Lanjutkan teks tentang filsafat matematika di bawah ini, mulai setelah kalimat terakhirnya.

## Blok Teks
------------------------------------------------------------

Berdasarkan ranah aksiologi, nilai-nilai
matematika dapat dilihat pada penggunaanya seperti : 1) Digunakan dalam bidang
sains dan teknik, 2) Untuk penelitian masalah tingkah laku manusia, 2) Membantu
manusia dalam berdagang dan bidang perekonomian, 3) Ilmu matematikan juga
digunakan dalam bidang komputer, 4) Membantu manusia berpikir secara matematis
dan logis, dan 5) Dengan bilangan, manusia dapat menentukan kuantitas.
Pada aspek estetika yang
membahas mengenai keindahan geometri
dan implikasinya pada kehidupan yang bisa mempengaruhi aspek-aspek lain
terutama seni dan budaya pada kehidupan. Banyak bangunan megah dan indah
dihasilkan dari penerapan geometri pada bidang arsitektur. Bentuk geometris
dalam sebuah perumahan modern menunjukkan area-area yang melingkar, garis
lurus, konstruksi atap yang berbentuk segitiga, kotak-kotak yang rapi ataupun
halaman rumah berbentuk persegipanjang, dan banyak bangun yang simetris
terhadap suatu garis.
B. Filosofis Fenomena Matematika
Realita masalah yang slalu dikaji dalam matematika
yaitu esensi matematika itu sendiri yang slalu dianggap sebagai pelajaran yang
sulit. Para pelajar menjudge bahwa matematika itu sulit dan rumit karena
selalu berhubungan dengan angka, rumus dan hitung-menghitung. Pemikiran awal
seseorang yang seperti itu jelas akan memengaruhi terhadap penguasaan
matematika seseorang karena sebelumnya sudah ada rasa takut tidak bisa memahami
pelajaran matematika dan malas. Mereka sudah terlebih dahulu tidak tertarik dengan
Disini penulis ingin menjelaskan secara filosifis
berkaitan fenomena matematika yaitu Fenomena
Kesulitan Pesera Didik dalam Belajar Matematika.

------------------------------------------------------------

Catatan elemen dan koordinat
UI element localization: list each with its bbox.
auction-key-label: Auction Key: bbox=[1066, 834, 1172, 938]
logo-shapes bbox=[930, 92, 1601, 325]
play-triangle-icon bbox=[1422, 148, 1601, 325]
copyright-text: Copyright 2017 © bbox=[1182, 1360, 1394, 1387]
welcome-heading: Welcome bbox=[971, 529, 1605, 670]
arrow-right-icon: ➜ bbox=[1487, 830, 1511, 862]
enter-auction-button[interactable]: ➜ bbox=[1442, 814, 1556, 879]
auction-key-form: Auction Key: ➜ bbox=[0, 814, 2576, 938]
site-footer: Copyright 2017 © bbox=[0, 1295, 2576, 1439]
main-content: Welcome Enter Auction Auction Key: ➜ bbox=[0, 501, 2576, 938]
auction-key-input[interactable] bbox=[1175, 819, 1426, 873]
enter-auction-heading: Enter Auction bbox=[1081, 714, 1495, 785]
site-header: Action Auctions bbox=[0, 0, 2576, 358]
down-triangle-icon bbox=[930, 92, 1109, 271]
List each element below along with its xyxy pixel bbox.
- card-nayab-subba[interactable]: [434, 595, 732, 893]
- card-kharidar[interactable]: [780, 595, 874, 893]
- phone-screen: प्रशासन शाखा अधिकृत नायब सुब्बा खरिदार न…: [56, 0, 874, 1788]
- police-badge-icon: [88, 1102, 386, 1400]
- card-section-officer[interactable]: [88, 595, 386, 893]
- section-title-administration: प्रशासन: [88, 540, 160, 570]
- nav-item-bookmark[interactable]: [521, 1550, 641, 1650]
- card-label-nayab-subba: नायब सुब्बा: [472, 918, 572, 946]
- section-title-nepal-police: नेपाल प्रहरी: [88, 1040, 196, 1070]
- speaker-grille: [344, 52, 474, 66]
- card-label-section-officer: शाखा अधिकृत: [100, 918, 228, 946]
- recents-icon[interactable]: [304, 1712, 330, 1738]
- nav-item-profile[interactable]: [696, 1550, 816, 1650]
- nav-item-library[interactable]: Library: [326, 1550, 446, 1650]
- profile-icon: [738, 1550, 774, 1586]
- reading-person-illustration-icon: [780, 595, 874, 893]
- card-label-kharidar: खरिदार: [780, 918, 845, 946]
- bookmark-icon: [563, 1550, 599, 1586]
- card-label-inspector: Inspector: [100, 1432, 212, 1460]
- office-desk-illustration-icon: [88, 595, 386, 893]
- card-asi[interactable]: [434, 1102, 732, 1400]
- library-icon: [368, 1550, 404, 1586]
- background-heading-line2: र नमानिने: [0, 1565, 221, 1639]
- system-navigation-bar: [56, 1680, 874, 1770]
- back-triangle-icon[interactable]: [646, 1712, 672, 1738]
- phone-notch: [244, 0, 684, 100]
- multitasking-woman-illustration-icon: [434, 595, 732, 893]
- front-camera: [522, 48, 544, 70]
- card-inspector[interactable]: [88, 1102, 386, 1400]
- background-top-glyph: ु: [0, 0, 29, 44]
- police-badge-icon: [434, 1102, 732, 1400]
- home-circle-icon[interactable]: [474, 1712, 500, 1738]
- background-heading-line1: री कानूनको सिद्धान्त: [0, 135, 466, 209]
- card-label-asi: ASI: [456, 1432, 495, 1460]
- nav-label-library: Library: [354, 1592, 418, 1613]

------------------------------------------------------------

## Hasil Latihan
Secara filsafat, Kesulitan dapat dimaknai kendala seseorang dalam usahanya menembus Ruang dan Waktu. Hal tersebut merupakan ujian bagi guru,
sehingga
guru harus memahami konsep Humanist, konsep Perbedaan, konsep Ruang
dan Waktu dalam filsafat akan memahami dengan baik ujian itu. Harus
dipahami dari sisi HUMANIST, bahwa
siswa adalah insan yang terlahir lengkap dengan dianugerahinya potensi didalam
setiap dirinya. Potensi inilah yang harus digali. Maka setiap siswa SEBENARNYA memiliki potensi cerdas
hanya PERBEDAANnyaa ialah terletak
pada penggaliannya. Ada yang cepat tergali, ada yang lambat, ada yang
galiannyya dalam, dangkal, ada yang galian setengah dalam, setengah dangkal.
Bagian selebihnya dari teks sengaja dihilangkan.